From the records, pick out and copy each line containing "LOAD".

-------- Recorded data --------

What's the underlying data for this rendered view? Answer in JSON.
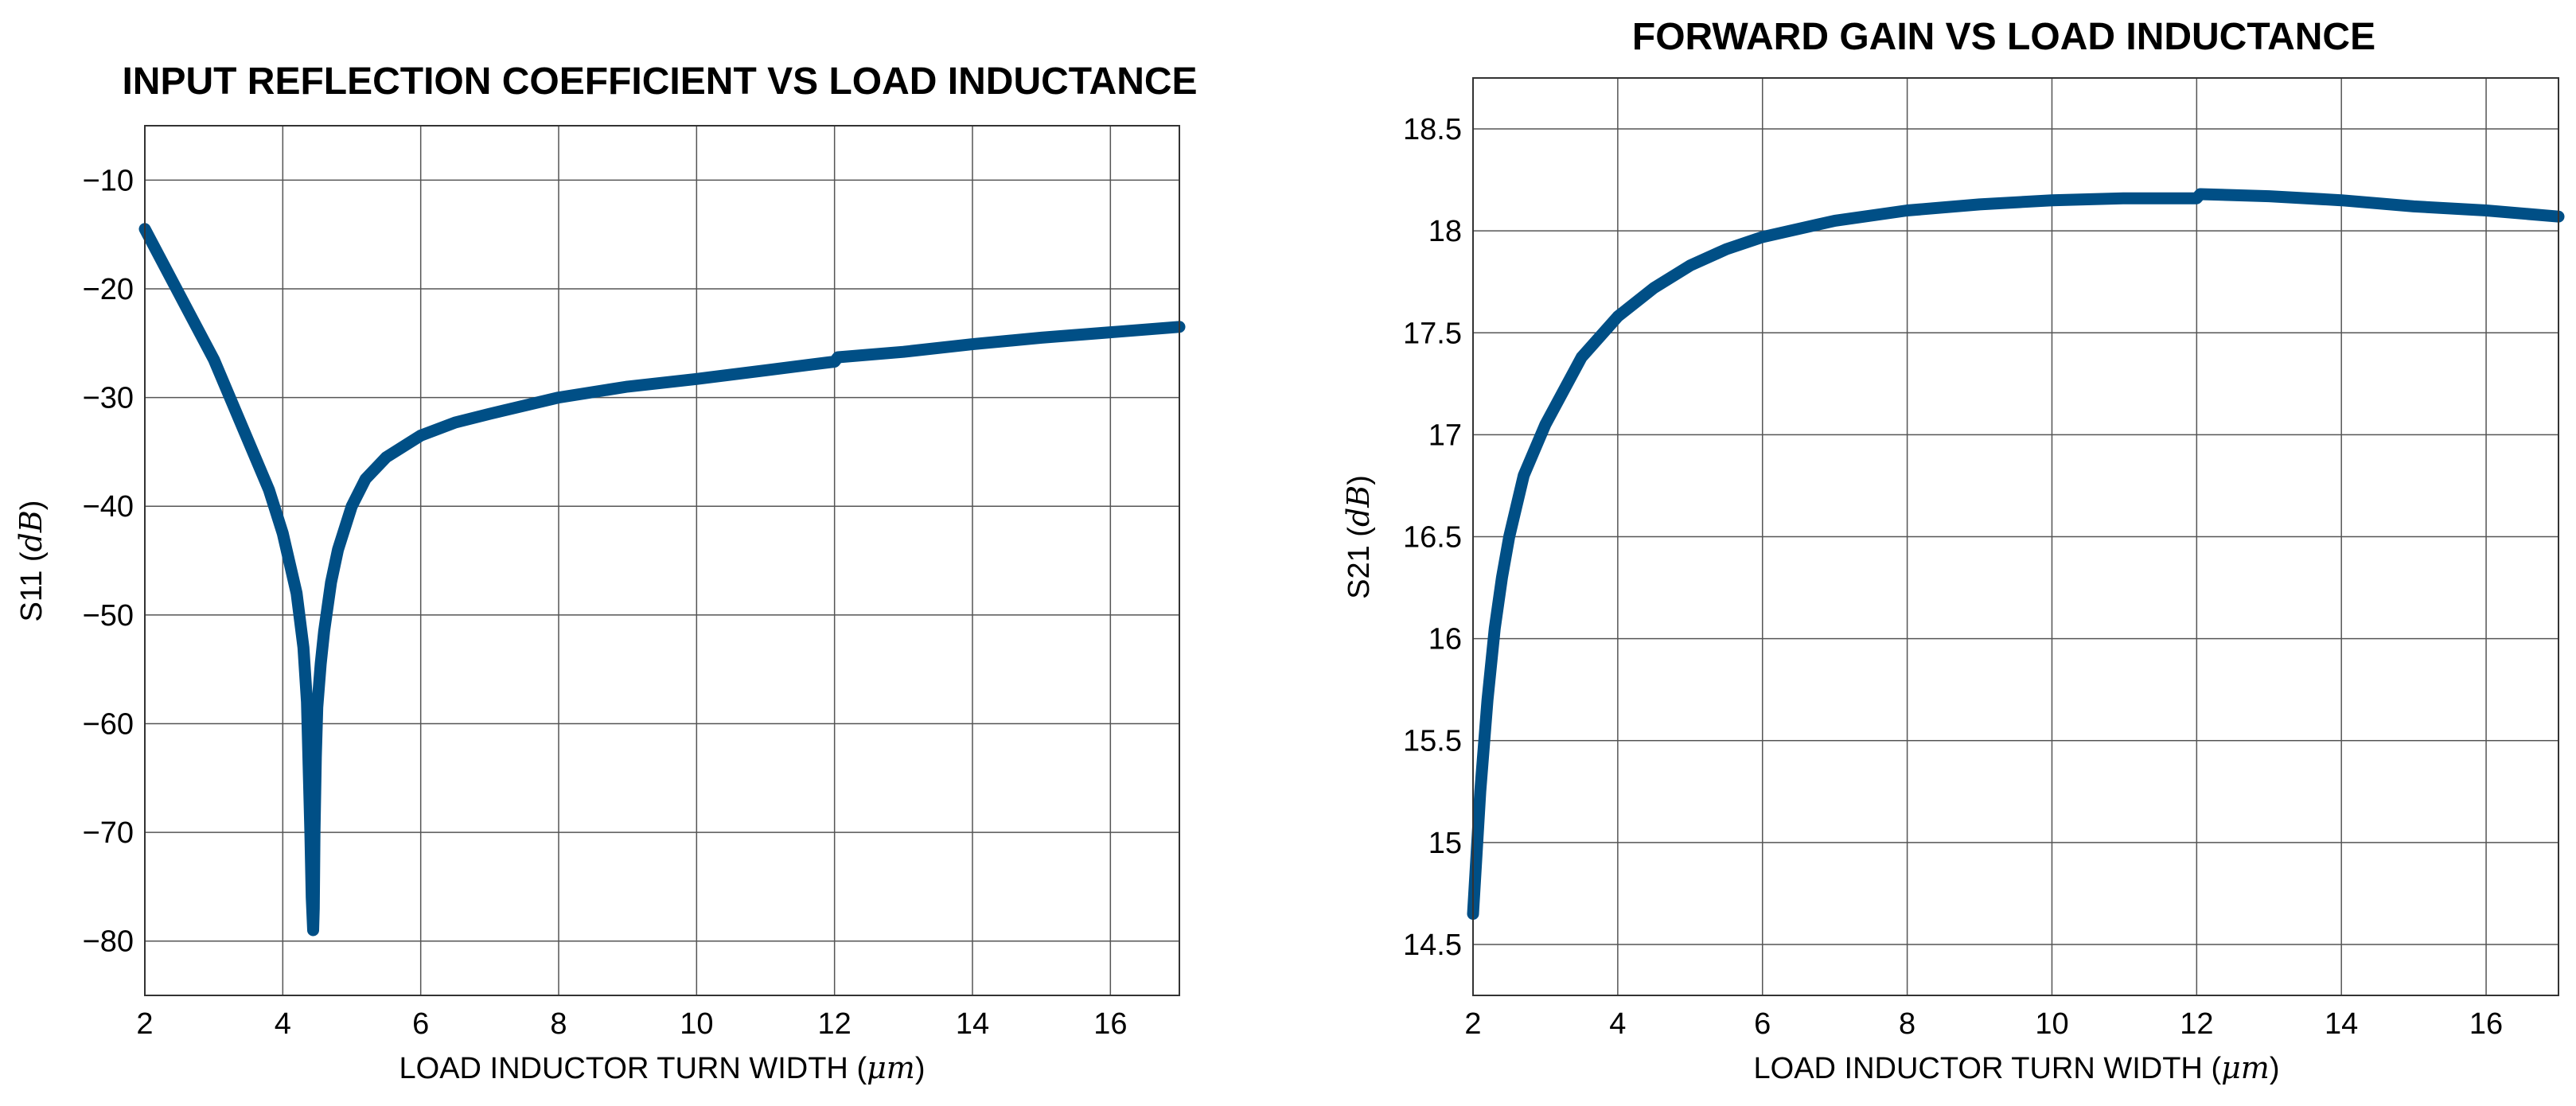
{
  "series_color": "#004f86",
  "chart_data": [
    {
      "type": "line",
      "title": "INPUT REFLECTION COEFFICIENT VS LOAD INDUCTANCE",
      "xlabel": "LOAD INDUCTOR TURN WIDTH",
      "xlabel_unit": "μm",
      "ylabel": "S11",
      "ylabel_unit": "dB",
      "xlim": [
        2,
        17
      ],
      "ylim": [
        -85,
        -5
      ],
      "xticks": [
        2,
        4,
        6,
        8,
        10,
        12,
        14,
        16
      ],
      "yticks": [
        -80,
        -70,
        -60,
        -50,
        -40,
        -30,
        -20,
        -10
      ],
      "xtick_labels": [
        "2",
        "4",
        "6",
        "8",
        "10",
        "12",
        "14",
        "16"
      ],
      "ytick_labels": [
        "−80",
        "−70",
        "−60",
        "−50",
        "−40",
        "−30",
        "−20",
        "−10"
      ],
      "grid": true,
      "series": [
        {
          "name": "S11",
          "x": [
            2.0,
            2.5,
            3.0,
            3.5,
            3.8,
            4.0,
            4.2,
            4.3,
            4.35,
            4.4,
            4.42,
            4.44,
            4.45,
            4.46,
            4.48,
            4.5,
            4.55,
            4.6,
            4.7,
            4.8,
            5.0,
            5.2,
            5.5,
            6.0,
            6.5,
            7.0,
            8.0,
            9.0,
            10.0,
            11.0,
            12.0,
            12.05,
            13.0,
            14.0,
            15.0,
            16.0,
            17.0
          ],
          "y": [
            -14.5,
            -20.5,
            -26.5,
            -34.0,
            -38.5,
            -42.5,
            -48.0,
            -53.0,
            -58.0,
            -70.0,
            -76.0,
            -79.0,
            -77.0,
            -70.0,
            -63.0,
            -58.5,
            -54.5,
            -51.5,
            -47.0,
            -44.0,
            -40.0,
            -37.5,
            -35.5,
            -33.5,
            -32.3,
            -31.5,
            -30.0,
            -29.0,
            -28.3,
            -27.5,
            -26.7,
            -26.3,
            -25.8,
            -25.1,
            -24.5,
            -24.0,
            -23.5
          ]
        }
      ]
    },
    {
      "type": "line",
      "title": "FORWARD GAIN VS LOAD INDUCTANCE",
      "xlabel": "LOAD INDUCTOR TURN WIDTH",
      "xlabel_unit": "μm",
      "ylabel": "S21",
      "ylabel_unit": "dB",
      "xlim": [
        2,
        17
      ],
      "ylim": [
        14.25,
        18.75
      ],
      "xticks": [
        2,
        4,
        6,
        8,
        10,
        12,
        14,
        16
      ],
      "yticks": [
        14.5,
        15,
        15.5,
        16,
        16.5,
        17,
        17.5,
        18,
        18.5
      ],
      "xtick_labels": [
        "2",
        "4",
        "6",
        "8",
        "10",
        "12",
        "14",
        "16"
      ],
      "ytick_labels": [
        "14.5",
        "15",
        "15.5",
        "16",
        "16.5",
        "17",
        "17.5",
        "18",
        "18.5"
      ],
      "grid": true,
      "series": [
        {
          "name": "S21",
          "x": [
            2.0,
            2.1,
            2.2,
            2.3,
            2.4,
            2.5,
            2.7,
            3.0,
            3.5,
            4.0,
            4.5,
            5.0,
            5.5,
            6.0,
            7.0,
            8.0,
            9.0,
            10.0,
            11.0,
            12.0,
            12.05,
            13.0,
            14.0,
            15.0,
            16.0,
            17.0
          ],
          "y": [
            14.65,
            15.25,
            15.7,
            16.05,
            16.3,
            16.5,
            16.8,
            17.05,
            17.38,
            17.58,
            17.72,
            17.83,
            17.91,
            17.97,
            18.05,
            18.1,
            18.13,
            18.15,
            18.16,
            18.16,
            18.18,
            18.17,
            18.15,
            18.12,
            18.1,
            18.07
          ]
        }
      ]
    }
  ]
}
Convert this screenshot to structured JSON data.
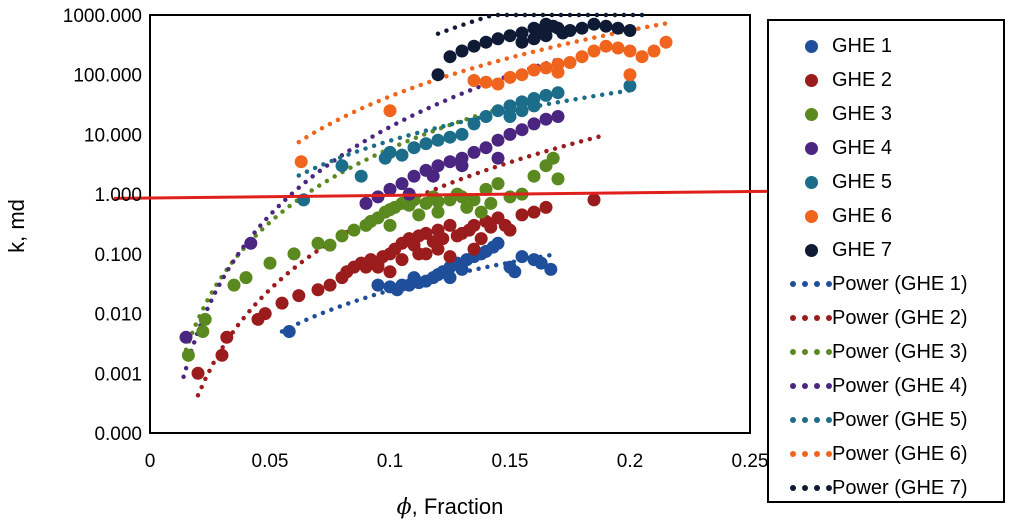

--------

Finished exercise —
      "title": "INPUT REFLECTION COEFFICIENT VS LOAD INDUCTANCE",
      "xlabel": "LOAD INDUCTOR TURN WIDTH",
      "title": "FORWARD GAIN VS LOAD INDUCTANCE",
      "xlabel": "LOAD INDUCTOR TURN WIDTH",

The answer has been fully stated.